> _Records for the task_:
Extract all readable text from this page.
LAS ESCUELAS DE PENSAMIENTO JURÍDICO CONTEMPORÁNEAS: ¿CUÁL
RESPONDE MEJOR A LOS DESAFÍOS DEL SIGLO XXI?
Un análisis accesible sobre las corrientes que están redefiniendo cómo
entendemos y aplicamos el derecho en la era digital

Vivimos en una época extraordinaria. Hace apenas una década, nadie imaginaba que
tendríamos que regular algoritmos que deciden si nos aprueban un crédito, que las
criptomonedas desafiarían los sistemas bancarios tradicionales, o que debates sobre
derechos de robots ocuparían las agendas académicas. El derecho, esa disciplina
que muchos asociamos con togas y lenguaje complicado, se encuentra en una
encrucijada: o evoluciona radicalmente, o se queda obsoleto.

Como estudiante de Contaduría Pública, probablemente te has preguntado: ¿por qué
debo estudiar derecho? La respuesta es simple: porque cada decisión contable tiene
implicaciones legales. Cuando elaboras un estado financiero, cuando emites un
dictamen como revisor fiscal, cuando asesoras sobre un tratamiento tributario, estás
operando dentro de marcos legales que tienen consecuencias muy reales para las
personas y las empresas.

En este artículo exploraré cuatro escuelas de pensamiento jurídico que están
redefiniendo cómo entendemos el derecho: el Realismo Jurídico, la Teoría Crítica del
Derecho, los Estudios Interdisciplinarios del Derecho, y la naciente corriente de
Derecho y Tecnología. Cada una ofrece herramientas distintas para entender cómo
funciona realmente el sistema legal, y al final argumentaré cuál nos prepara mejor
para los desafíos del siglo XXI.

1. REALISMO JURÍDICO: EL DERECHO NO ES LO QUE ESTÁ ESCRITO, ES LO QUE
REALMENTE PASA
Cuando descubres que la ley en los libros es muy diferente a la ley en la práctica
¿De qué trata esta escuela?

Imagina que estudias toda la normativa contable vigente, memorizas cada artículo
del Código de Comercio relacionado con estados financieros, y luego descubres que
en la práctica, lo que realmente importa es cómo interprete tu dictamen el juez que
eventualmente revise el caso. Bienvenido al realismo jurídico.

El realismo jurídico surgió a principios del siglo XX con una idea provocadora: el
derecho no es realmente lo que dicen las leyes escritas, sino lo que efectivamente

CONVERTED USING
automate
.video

> _What is asked_:
Gather each line holding the string "cómo".

> _Task response_:
Un análisis accesible sobre las corrientes que están redefiniendo cómo
redefiniendo cómo entendemos el derecho: el Realismo Jurídico, la Teoría Crítica del
Derecho y Tecnología. Cada una ofrece herramientas distintas para entender cómo
en la práctica, lo que realmente importa es cómo interprete tu dictamen el juez que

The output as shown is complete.